THE INPUT:

*-*-*

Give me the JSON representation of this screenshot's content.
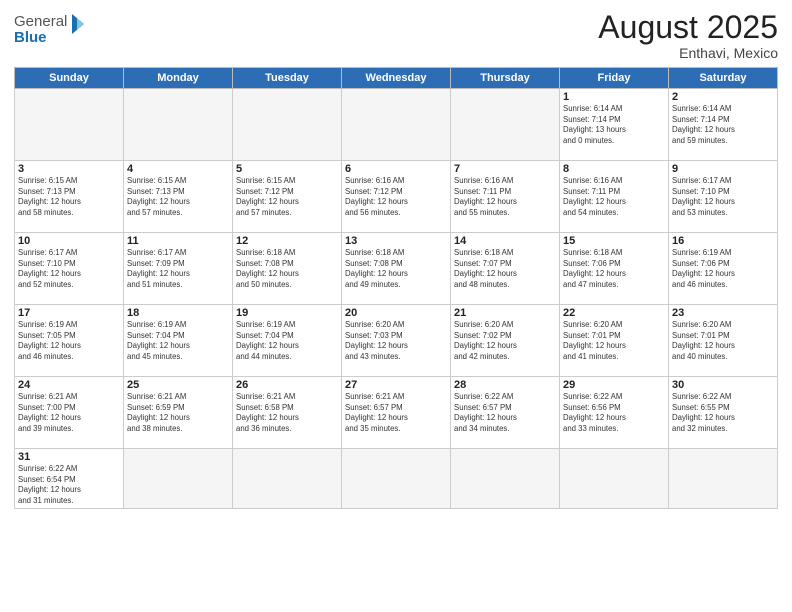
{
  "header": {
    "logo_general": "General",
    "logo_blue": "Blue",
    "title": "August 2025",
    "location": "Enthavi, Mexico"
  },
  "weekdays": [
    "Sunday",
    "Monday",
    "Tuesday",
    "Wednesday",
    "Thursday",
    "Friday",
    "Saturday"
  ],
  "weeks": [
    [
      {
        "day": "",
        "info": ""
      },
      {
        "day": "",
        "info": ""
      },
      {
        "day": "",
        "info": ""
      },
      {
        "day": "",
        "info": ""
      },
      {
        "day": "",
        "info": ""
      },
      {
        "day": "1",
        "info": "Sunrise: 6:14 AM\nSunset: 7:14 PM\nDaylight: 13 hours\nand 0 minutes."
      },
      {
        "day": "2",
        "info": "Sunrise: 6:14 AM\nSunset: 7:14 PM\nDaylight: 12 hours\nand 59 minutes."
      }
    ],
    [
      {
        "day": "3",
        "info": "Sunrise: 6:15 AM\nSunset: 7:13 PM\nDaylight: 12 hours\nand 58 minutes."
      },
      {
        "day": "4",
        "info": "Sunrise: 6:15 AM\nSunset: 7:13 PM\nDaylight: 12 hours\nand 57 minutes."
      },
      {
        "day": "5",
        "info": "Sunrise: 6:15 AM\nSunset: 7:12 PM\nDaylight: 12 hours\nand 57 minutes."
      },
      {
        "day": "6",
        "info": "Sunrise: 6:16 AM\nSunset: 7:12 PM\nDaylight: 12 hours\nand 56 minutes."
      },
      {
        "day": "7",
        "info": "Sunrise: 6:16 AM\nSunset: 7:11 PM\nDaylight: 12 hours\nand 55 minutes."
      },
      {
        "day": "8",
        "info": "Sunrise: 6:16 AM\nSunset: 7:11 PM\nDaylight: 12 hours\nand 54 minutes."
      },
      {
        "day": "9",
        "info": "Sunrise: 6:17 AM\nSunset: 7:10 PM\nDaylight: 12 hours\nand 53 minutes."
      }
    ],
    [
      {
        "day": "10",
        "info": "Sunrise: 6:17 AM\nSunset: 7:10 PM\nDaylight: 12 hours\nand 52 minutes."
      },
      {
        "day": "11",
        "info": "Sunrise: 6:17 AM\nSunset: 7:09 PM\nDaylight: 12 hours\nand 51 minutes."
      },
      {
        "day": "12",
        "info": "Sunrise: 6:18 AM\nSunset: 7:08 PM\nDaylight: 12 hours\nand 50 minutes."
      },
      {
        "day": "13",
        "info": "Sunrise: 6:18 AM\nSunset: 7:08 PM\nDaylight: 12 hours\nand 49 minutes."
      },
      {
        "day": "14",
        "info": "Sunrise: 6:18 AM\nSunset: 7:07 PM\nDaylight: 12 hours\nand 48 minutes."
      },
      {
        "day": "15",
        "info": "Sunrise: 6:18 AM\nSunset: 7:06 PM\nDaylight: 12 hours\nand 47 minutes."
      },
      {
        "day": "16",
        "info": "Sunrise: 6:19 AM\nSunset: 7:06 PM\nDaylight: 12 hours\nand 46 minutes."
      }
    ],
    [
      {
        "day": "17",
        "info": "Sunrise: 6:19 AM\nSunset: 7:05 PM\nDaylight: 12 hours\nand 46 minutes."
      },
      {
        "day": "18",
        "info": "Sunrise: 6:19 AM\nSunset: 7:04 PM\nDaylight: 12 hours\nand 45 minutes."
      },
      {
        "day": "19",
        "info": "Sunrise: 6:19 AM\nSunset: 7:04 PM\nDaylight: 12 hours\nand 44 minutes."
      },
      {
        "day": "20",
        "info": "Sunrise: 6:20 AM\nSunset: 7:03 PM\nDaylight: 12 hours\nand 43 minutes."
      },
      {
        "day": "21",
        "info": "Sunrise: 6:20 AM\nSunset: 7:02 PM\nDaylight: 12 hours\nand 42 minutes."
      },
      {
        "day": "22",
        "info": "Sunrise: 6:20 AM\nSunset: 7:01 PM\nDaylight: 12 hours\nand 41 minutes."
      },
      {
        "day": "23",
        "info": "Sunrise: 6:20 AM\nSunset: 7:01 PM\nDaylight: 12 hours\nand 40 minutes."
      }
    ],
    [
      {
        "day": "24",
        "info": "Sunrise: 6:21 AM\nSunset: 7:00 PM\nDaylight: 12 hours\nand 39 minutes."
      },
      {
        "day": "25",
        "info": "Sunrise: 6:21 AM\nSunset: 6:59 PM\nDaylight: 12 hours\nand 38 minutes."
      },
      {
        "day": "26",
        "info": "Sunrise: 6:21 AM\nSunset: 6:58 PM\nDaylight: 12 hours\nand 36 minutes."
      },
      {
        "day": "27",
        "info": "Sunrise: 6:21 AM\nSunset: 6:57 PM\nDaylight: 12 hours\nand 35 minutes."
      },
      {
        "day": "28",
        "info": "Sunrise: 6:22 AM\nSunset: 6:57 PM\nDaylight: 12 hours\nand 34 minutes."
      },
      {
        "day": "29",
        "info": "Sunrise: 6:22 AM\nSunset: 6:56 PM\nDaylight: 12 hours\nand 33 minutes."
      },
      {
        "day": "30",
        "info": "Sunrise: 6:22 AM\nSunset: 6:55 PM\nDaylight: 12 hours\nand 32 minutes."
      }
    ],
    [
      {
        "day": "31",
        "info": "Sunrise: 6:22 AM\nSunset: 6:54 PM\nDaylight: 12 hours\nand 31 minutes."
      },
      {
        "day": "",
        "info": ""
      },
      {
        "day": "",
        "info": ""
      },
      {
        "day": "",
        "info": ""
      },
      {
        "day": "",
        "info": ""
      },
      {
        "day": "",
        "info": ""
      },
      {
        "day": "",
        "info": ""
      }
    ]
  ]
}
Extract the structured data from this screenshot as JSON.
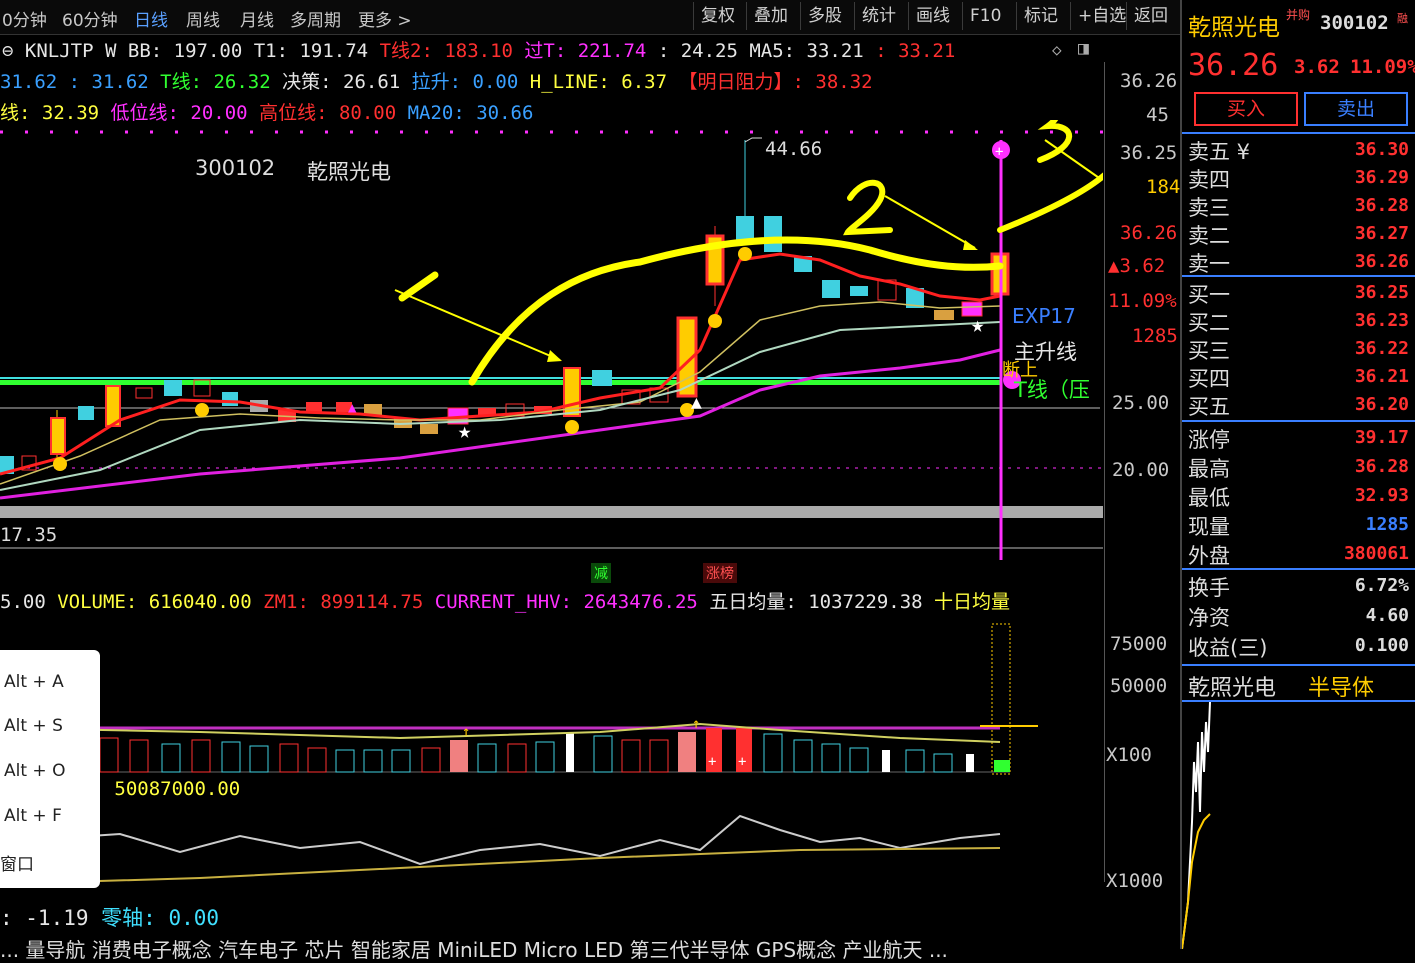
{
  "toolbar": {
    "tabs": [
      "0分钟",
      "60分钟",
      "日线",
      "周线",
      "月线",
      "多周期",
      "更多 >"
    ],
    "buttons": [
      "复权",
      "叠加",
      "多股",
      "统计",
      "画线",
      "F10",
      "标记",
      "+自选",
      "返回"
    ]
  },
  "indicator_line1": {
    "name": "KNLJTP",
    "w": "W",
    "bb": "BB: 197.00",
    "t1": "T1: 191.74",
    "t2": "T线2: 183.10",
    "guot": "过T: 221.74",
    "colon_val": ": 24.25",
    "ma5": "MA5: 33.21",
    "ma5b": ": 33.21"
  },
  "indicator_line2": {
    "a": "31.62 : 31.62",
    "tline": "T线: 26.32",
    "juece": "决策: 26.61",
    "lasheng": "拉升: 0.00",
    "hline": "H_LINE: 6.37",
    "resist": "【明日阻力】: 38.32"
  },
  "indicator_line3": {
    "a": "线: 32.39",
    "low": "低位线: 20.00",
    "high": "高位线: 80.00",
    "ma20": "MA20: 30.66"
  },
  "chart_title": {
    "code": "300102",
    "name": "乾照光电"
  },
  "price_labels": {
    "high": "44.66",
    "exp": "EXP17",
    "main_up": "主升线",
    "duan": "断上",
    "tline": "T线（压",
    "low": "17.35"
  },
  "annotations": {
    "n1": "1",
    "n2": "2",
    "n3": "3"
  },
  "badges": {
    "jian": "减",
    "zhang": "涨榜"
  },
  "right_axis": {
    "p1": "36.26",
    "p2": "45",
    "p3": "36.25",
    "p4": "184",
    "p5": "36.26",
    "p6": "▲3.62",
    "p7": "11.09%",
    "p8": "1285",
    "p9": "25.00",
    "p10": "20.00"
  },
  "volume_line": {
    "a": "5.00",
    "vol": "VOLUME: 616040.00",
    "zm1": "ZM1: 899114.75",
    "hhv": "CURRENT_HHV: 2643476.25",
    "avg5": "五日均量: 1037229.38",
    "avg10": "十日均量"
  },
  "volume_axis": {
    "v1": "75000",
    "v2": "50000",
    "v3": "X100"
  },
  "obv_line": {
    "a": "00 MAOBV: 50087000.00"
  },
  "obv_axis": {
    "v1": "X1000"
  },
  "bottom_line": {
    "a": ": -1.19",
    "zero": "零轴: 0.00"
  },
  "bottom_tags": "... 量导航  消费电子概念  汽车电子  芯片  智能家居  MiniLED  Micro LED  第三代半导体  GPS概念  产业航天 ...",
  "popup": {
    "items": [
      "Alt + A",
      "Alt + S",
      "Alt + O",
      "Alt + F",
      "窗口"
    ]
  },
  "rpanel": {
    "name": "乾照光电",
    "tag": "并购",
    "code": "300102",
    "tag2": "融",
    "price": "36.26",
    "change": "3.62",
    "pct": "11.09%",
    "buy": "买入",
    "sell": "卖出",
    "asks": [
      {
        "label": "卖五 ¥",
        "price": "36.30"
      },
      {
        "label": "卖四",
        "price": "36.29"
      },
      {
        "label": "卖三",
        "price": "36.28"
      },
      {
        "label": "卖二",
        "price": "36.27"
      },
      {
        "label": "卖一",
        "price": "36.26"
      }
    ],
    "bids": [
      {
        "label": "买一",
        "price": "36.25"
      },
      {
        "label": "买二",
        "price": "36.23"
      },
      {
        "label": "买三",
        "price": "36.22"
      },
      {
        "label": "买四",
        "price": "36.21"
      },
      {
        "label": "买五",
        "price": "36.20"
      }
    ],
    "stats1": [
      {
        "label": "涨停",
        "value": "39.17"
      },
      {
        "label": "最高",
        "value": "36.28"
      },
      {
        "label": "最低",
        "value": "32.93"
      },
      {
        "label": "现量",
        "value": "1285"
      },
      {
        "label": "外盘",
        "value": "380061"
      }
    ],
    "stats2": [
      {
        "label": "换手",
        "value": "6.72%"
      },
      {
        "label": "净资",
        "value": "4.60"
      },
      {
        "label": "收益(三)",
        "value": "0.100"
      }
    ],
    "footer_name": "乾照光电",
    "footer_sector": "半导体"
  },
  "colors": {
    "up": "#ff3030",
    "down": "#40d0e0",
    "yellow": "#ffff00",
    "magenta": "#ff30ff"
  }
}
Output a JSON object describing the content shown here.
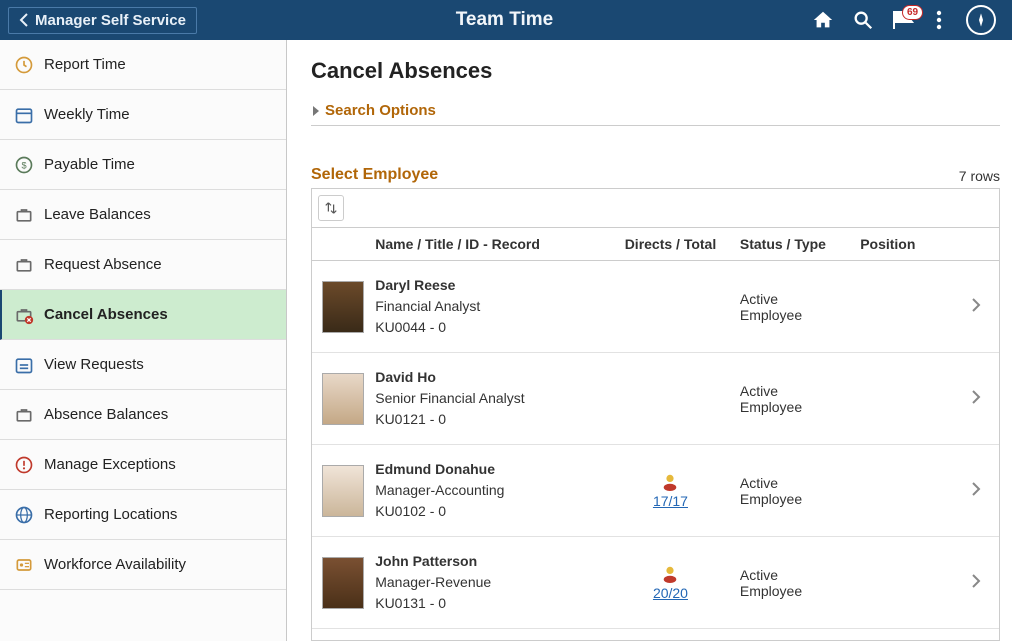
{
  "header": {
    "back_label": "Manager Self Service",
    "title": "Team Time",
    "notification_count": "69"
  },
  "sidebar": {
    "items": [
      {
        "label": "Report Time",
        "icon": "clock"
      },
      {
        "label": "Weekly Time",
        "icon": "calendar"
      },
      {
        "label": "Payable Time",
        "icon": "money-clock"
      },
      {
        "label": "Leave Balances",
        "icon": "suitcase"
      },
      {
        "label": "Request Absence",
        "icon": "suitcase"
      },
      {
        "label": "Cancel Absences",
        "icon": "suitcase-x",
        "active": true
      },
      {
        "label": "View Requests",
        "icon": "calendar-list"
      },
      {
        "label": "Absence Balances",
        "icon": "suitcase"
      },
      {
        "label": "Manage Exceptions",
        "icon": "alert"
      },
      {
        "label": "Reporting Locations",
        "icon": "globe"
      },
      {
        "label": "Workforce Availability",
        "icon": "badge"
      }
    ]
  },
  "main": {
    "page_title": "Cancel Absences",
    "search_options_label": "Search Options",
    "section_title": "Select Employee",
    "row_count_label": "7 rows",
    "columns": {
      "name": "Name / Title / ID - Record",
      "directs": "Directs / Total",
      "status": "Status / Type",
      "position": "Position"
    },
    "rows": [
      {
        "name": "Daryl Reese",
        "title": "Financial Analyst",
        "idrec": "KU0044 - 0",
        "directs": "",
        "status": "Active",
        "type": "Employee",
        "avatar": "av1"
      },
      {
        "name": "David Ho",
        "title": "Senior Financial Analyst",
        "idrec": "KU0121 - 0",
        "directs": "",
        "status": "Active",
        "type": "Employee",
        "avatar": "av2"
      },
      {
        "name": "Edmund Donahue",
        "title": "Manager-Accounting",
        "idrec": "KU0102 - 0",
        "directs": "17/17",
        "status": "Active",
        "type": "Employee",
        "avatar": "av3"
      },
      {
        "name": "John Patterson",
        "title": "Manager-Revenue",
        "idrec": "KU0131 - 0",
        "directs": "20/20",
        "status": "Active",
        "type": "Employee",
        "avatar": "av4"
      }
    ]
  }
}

*-*-*

TO BE DONE: Check every line of the data above for the string "idrec", and copy those that have it.

FULL OUTPUT:
        "idrec": "KU0044 - 0",
        "idrec": "KU0121 - 0",
        "idrec": "KU0102 - 0",
        "idrec": "KU0131 - 0",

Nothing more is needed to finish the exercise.